## Task directions
Output the data exactly, with every line intact.

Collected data
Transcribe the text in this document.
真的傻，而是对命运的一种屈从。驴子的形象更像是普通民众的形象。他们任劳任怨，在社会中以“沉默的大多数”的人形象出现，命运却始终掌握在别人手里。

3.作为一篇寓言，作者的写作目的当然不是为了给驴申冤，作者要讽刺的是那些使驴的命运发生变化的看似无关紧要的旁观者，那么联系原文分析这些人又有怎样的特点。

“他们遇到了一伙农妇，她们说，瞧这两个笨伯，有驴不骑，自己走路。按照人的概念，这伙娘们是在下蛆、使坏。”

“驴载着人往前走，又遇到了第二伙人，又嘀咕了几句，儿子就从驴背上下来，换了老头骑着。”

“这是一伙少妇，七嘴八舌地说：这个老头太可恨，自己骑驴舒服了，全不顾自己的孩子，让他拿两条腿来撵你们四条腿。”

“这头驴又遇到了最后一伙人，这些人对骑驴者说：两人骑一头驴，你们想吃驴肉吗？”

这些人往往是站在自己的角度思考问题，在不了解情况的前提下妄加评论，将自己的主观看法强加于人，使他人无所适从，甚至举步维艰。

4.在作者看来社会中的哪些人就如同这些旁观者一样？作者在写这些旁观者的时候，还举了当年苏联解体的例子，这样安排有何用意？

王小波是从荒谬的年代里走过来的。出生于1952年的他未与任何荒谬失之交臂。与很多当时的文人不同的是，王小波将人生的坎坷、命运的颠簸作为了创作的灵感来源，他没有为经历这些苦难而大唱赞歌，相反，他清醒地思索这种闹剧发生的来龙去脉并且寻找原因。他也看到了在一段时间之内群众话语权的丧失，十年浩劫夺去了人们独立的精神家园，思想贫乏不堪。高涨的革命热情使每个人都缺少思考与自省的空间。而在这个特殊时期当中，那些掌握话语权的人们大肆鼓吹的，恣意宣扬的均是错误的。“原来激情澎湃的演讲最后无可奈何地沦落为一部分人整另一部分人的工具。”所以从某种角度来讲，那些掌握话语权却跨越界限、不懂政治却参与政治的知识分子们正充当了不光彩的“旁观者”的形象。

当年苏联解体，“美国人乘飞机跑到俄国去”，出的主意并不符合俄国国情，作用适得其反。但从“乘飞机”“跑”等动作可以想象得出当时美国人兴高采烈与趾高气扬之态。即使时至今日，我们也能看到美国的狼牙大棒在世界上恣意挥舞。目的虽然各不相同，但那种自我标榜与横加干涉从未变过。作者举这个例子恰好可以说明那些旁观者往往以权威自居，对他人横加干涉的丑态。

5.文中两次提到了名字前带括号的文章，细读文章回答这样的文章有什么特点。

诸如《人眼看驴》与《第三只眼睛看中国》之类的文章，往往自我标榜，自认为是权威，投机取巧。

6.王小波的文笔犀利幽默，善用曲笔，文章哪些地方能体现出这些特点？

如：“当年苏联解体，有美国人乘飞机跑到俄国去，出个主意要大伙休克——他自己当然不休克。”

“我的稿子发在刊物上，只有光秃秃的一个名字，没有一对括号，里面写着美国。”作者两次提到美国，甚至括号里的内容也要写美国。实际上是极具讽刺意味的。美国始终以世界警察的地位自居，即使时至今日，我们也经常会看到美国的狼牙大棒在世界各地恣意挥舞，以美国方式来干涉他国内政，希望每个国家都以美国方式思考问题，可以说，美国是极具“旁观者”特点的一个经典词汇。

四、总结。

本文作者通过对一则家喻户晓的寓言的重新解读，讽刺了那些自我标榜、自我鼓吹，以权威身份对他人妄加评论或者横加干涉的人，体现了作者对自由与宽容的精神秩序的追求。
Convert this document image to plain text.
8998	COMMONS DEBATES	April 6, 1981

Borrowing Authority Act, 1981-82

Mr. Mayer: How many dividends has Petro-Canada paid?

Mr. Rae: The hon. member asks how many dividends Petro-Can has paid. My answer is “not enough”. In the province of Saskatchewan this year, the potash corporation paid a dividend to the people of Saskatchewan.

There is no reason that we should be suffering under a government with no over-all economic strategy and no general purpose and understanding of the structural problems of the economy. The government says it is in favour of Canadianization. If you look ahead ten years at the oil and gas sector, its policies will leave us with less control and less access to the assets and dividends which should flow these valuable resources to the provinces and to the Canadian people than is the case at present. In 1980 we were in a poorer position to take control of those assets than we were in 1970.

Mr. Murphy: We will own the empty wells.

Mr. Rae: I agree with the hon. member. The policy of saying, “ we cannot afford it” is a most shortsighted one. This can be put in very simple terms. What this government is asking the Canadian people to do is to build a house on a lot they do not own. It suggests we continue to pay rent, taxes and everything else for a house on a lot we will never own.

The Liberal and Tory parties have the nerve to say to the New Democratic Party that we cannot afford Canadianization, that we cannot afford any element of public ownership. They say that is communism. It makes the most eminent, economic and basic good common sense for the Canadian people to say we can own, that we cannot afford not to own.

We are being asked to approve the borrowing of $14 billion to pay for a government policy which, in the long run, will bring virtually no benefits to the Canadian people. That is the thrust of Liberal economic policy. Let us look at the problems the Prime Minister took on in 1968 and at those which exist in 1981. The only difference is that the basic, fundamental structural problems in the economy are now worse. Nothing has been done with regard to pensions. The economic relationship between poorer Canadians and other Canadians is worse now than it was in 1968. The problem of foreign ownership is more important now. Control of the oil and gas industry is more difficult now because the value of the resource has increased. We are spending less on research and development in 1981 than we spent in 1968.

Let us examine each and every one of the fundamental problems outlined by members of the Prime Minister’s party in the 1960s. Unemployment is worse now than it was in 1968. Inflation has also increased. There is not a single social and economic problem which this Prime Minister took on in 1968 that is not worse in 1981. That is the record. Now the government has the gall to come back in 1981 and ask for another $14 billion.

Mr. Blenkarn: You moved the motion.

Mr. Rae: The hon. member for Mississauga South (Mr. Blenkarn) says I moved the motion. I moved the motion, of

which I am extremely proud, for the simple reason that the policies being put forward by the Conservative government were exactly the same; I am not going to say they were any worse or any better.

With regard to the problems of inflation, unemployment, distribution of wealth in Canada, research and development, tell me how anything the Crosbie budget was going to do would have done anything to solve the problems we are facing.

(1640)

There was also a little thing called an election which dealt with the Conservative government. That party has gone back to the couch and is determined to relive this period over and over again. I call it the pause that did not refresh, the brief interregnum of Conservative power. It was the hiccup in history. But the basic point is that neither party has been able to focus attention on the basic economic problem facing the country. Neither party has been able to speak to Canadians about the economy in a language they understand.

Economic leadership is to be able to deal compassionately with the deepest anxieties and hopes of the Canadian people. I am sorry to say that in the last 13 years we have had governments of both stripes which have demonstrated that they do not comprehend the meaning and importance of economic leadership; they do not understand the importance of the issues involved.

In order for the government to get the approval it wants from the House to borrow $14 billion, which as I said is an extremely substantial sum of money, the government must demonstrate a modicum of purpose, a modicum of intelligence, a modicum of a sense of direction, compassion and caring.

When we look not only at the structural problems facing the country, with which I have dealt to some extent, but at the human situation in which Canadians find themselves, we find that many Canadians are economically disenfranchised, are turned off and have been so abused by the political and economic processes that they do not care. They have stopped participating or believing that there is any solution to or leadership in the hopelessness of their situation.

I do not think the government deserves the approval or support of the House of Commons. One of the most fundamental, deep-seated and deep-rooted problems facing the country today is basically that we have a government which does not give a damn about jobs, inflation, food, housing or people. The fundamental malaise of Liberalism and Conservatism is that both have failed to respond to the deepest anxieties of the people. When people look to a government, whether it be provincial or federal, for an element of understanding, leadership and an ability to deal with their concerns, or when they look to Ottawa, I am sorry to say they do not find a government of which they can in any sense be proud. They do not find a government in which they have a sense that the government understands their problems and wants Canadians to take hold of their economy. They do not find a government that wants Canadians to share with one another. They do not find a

## Task result
Transcribe the text in this document.
真的傻，而是对命运的一种屈从。驴子的形象更像是普通民众的形象。他们任劳任怨，在社会中以“沉默的大多数”的人形象出现，命运却始终掌握在别人手里。

3.作为一篇寓言，作者的写作目的当然不是为了给驴申冤，作者要讽刺的是那些使驴的命运发生变化的看似无关紧要的旁观者，那么联系原文分析这些人又有怎样的特点。

“他们遇到了一伙农妇，她们说，瞧这两个笨伯，有驴不骑，自己走路。按照人的概念，这伙娘们是在下蛆、使坏。”

“驴载着人往前走，又遇到了第二伙人，又嘀咕了几句，儿子就从驴背上下来，换了老头骑着。”

“这是一伙少妇，七嘴八舌地说：这个老头太可恨，自己骑驴舒服了，全不顾自己的孩子，让他拿两条腿来撵你们四条腿。”

“这头驴又遇到了最后一伙人，这些人对骑驴者说：两人骑一头驴，你们想吃驴肉吗？”

这些人往往是站在自己的角度思考问题，在不了解情况的前提下妄加评论，将自己的主观看法强加于人，使他人无所适从，甚至举步维艰。

4.在作者看来社会中的哪些人就如同这些旁观者一样？作者在写这些旁观者的时候，还举了当年苏联解体的例子，这样安排有何用意？

王小波是从荒谬的年代里走过来的。出生于1952年的他未与任何荒谬失之交臂。与很多当时的文人不同的是，王小波将人生的坎坷、命运的颠簸作为了创作的灵感来源，他没有为经历这些苦难而大唱赞歌，相反，他清醒地思索这种闹剧发生的来龙去脉并且寻找原因。他也看到了在一段时间之内群众话语权的丧失，十年浩劫夺去了人们独立的精神家园，思想贫乏不堪。高涨的革命热情使每个人都缺少思考与自省的空间。而在这个特殊时期当中，那些掌握话语权的人们大肆鼓吹的，恣意宣扬的均是错误的。“原来激情澎湃的演讲最后无可奈何地沦落为一部分人整另一部分人的工具。”所以从某种角度来讲，那些掌握话语权却跨越界限、不懂政治却参与政治的知识分子们正充当了不光彩的“旁观者”的形象。

当年苏联解体，“美国人乘飞机跑到俄国去”，出的主意并不符合俄国国情，作用适得其反。但从“乘飞机”“跑”等动作可以想象得出当时美国人兴高采烈与趾高气扬之态。即使时至今日，我们也能看到美国的狼牙大棒在世界上恣意挥舞。目的虽然各不相同，但那种自我标榜与横加干涉从未变过。作者举这个例子恰好可以说明那些旁观者往往以权威自居，对他人横加干涉的丑态。

5.文中两次提到了名字前带括号的文章，细读文章回答这样的文章有什么特点。

诸如《人眼看驴》与《第三只眼睛看中国》之类的文章，往往自我标榜，自认为是权威，投机取巧。

6.王小波的文笔犀利幽默，善用曲笔，文章哪些地方能体现出这些特点？

如：“当年苏联解体，有美国人乘飞机跑到俄国去，出个主意要大伙休克——他自己当然不休克。”

“我的稿子发在刊物上，只有光秃秃的一个名字，没有一对括号，里面写着美国。”作者两次提到美国，甚至括号里的内容也要写美国。实际上是极具讽刺意味的。美国始终以世界警察的地位自居，即使时至今日，我们也经常会看到美国的狼牙大棒在世界各地恣意挥舞，以美国方式来干涉他国内政，希望每个国家都以美国方式思考问题，可以说，美国是极具“旁观者”特点的一个经典词汇。

四、总结。

本文作者通过对一则家喻户晓的寓言的重新解读，讽刺了那些自我标榜、自我鼓吹，以权威身份对他人妄加评论或者横加干涉的人，体现了作者对自由与宽容的精神秩序的追求。
Convert this document image to plain text.
8998	COMMONS DEBATES	April 6, 1981

Borrowing Authority Act, 1981-82

Mr. Mayer: How many dividends has Petro-Canada paid?

Mr. Rae: The hon. member asks how many dividends Petro-Can has paid. My answer is “not enough”. In the province of Saskatchewan this year, the potash corporation paid a dividend to the people of Saskatchewan.

There is no reason that we should be suffering under a government with no over-all economic strategy and no general purpose and understanding of the structural problems of the economy. The government says it is in favour of Canadianization. If you look ahead ten years at the oil and gas sector, its policies will leave us with less control and less access to the assets and dividends which should flow these valuable resources to the provinces and to the Canadian people than is the case at present. In 1980 we were in a poorer position to take control of those assets than we were in 1970.

Mr. Murphy: We will own the empty wells.

Mr. Rae: I agree with the hon. member. The policy of saying, “ we cannot afford it” is a most shortsighted one. This can be put in very simple terms. What this government is asking the Canadian people to do is to build a house on a lot they do not own. It suggests we continue to pay rent, taxes and everything else for a house on a lot we will never own.

The Liberal and Tory parties have the nerve to say to the New Democratic Party that we cannot afford Canadianization, that we cannot afford any element of public ownership. They say that is communism. It makes the most eminent, economic and basic good common sense for the Canadian people to say we can own, that we cannot afford not to own.

We are being asked to approve the borrowing of $14 billion to pay for a government policy which, in the long run, will bring virtually no benefits to the Canadian people. That is the thrust of Liberal economic policy. Let us look at the problems the Prime Minister took on in 1968 and at those which exist in 1981. The only difference is that the basic, fundamental structural problems in the economy are now worse. Nothing has been done with regard to pensions. The economic relationship between poorer Canadians and other Canadians is worse now than it was in 1968. The problem of foreign ownership is more important now. Control of the oil and gas industry is more difficult now because the value of the resource has increased. We are spending less on research and development in 1981 than we spent in 1968.

Let us examine each and every one of the fundamental problems outlined by members of the Prime Minister’s party in the 1960s. Unemployment is worse now than it was in 1968. Inflation has also increased. There is not a single social and economic problem which this Prime Minister took on in 1968 that is not worse in 1981. That is the record. Now the government has the gall to come back in 1981 and ask for another $14 billion.

Mr. Blenkarn: You moved the motion.

Mr. Rae: The hon. member for Mississauga South (Mr. Blenkarn) says I moved the motion. I moved the motion, of

which I am extremely proud, for the simple reason that the policies being put forward by the Conservative government were exactly the same; I am not going to say they were any worse or any better.

With regard to the problems of inflation, unemployment, distribution of wealth in Canada, research and development, tell me how anything the Crosbie budget was going to do would have done anything to solve the problems we are facing.

(1640)

There was also a little thing called an election which dealt with the Conservative government. That party has gone back to the couch and is determined to relive this period over and over again. I call it the pause that did not refresh, the brief interregnum of Conservative power. It was the hiccup in history. But the basic point is that neither party has been able to focus attention on the basic economic problem facing the country. Neither party has been able to speak to Canadians about the economy in a language they understand.

Economic leadership is to be able to deal compassionately with the deepest anxieties and hopes of the Canadian people. I am sorry to say that in the last 13 years we have had governments of both stripes which have demonstrated that they do not comprehend the meaning and importance of economic leadership; they do not understand the importance of the issues involved.

In order for the government to get the approval it wants from the House to borrow $14 billion, which as I said is an extremely substantial sum of money, the government must demonstrate a modicum of purpose, a modicum of intelligence, a modicum of a sense of direction, compassion and caring.

When we look not only at the structural problems facing the country, with which I have dealt to some extent, but at the human situation in which Canadians find themselves, we find that many Canadians are economically disenfranchised, are turned off and have been so abused by the political and economic processes that they do not care. They have stopped participating or believing that there is any solution to or leadership in the hopelessness of their situation.

I do not think the government deserves the approval or support of the House of Commons. One of the most fundamental, deep-seated and deep-rooted problems facing the country today is basically that we have a government which does not give a damn about jobs, inflation, food, housing or people. The fundamental malaise of Liberalism and Conservatism is that both have failed to respond to the deepest anxieties of the people. When people look to a government, whether it be provincial or federal, for an element of understanding, leadership and an ability to deal with their concerns, or when they look to Ottawa, I am sorry to say they do not find a government of which they can in any sense be proud. They do not find a government in which they have a sense that the government understands their problems and wants Canadians to take hold of their economy. They do not find a government that wants Canadians to share with one another. They do not find a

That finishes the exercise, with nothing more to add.